WHAT THE TASK REQUIRES — Extract the data lines word for word, starting at the first line of the data and ending at the line that contains "Bar — [310, 0, 374, 58]", with both of those lines included.

++++++++++++++++++++

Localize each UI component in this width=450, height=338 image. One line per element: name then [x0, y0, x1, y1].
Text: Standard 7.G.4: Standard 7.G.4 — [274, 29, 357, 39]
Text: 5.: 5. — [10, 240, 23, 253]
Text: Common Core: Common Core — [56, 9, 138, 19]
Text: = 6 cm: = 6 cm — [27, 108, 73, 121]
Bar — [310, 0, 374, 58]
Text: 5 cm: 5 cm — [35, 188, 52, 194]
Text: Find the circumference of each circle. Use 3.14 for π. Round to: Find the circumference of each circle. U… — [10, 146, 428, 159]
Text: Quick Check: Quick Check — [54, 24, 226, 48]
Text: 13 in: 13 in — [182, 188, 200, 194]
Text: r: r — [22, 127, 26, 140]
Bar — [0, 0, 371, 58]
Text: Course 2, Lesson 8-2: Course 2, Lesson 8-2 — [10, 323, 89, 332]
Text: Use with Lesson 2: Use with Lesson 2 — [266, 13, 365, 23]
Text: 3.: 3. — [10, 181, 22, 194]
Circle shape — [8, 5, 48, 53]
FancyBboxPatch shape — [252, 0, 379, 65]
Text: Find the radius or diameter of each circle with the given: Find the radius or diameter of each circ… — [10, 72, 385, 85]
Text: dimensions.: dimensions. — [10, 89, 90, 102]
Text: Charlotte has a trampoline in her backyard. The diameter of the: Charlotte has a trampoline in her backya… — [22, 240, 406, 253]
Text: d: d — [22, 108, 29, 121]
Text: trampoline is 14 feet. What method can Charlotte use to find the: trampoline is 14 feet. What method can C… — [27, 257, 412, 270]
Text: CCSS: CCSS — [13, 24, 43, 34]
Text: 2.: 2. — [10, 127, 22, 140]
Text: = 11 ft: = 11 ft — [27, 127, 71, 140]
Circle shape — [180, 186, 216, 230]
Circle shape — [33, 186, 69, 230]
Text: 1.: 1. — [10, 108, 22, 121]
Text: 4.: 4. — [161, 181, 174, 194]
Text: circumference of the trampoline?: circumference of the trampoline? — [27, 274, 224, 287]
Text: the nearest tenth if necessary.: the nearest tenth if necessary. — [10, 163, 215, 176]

++++++++++++++++++++

SOLUTION TO THE EXERCISE —
Localize each UI component in this width=450, height=338 image. One line per element: name then [x0, y0, x1, y1].
Text: Standard 7.G.4: Standard 7.G.4 — [274, 29, 357, 39]
Text: 5.: 5. — [10, 240, 23, 253]
Text: Common Core: Common Core — [56, 9, 138, 19]
Text: = 6 cm: = 6 cm — [27, 108, 73, 121]
Bar — [310, 0, 374, 58]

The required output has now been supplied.